# MATERIAL SUPPLIED
^^^^^^^^^^^^^^^^

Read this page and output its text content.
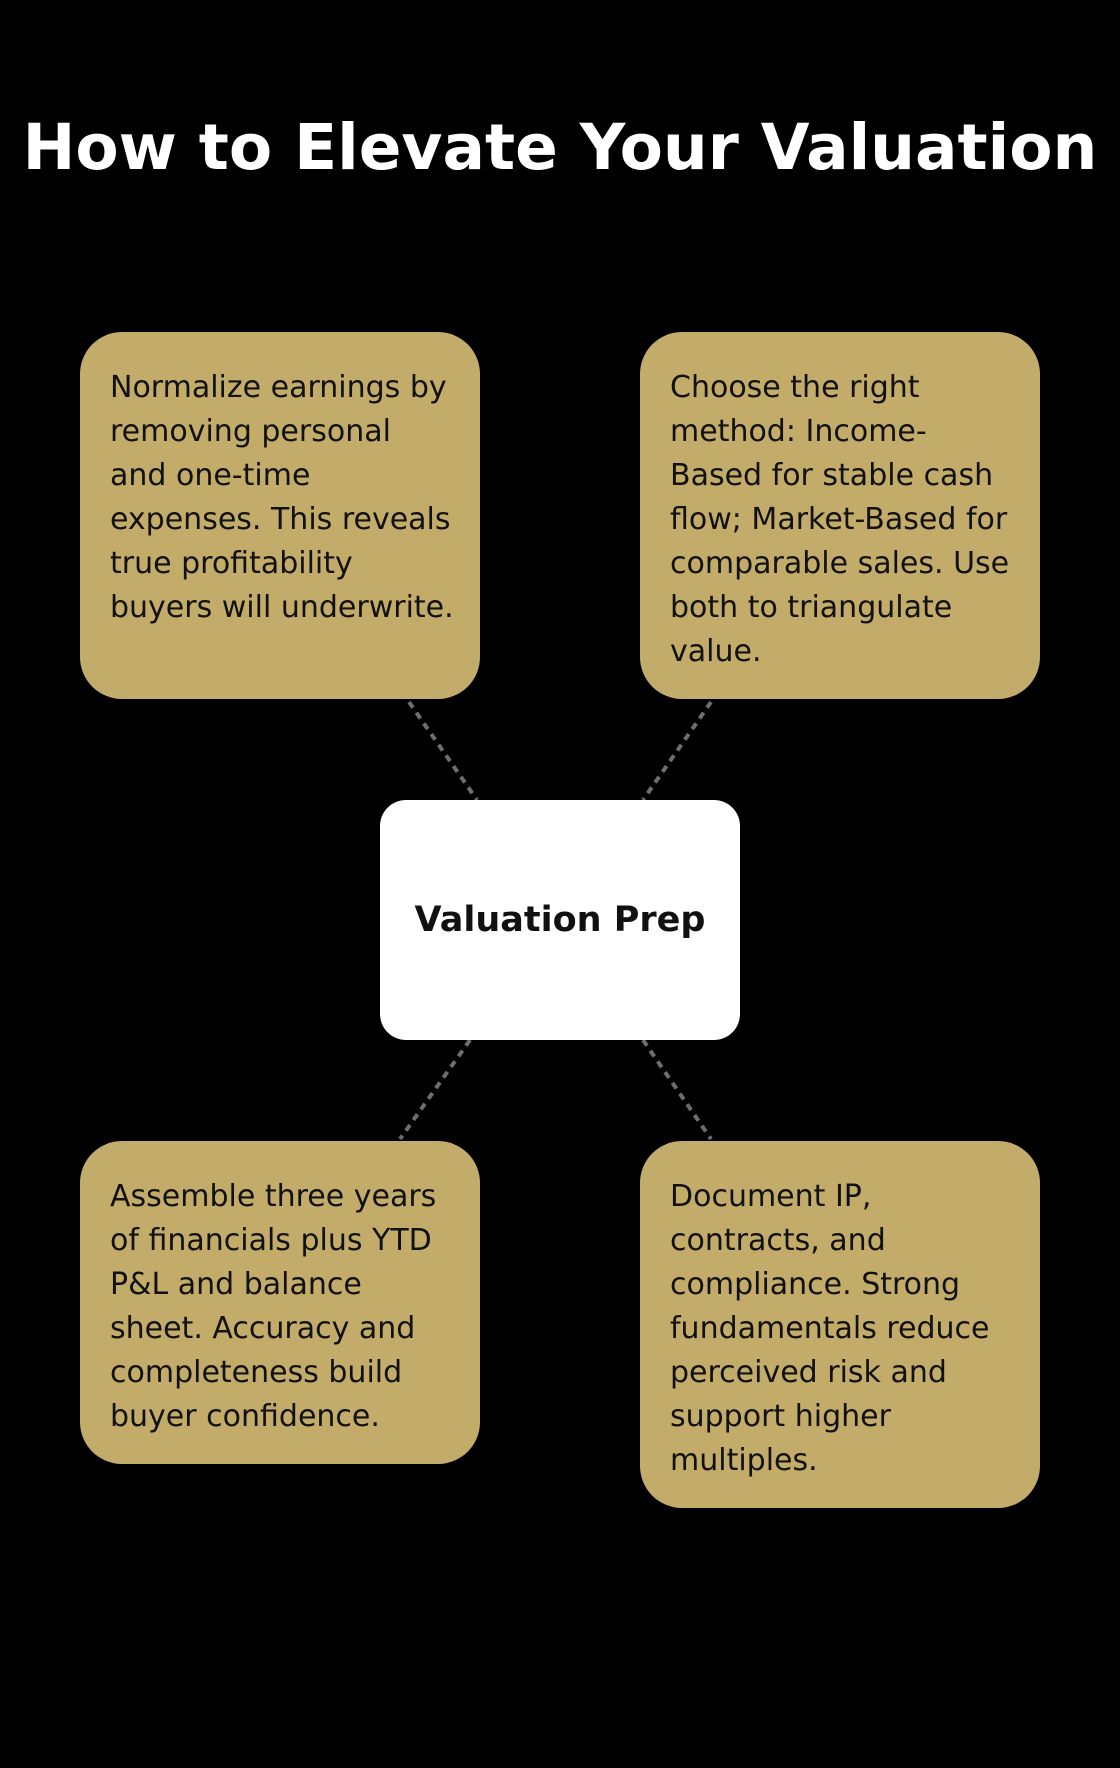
How to Elevate Your Valuation
Normalize earnings by removing personal and one-time expenses. This reveals true profitability buyers will underwrite.
Choose the right method: Income-Based for stable cash flow; Market-Based for comparable sales. Use both to triangulate value.
Valuation Prep
Assemble three years of financials plus YTD P&L and balance sheet. Accuracy and completeness build buyer confidence.
Document IP, contracts, and compliance. Strong fundamentals reduce perceived risk and support higher multiples.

^^^^^^^^^^^^^^^^

# WORK REQUIRED
From the listing, copy each line containing the word "Valuation".

# OUTPUT FOR THIS TASK
How to Elevate Your Valuation
Valuation Prep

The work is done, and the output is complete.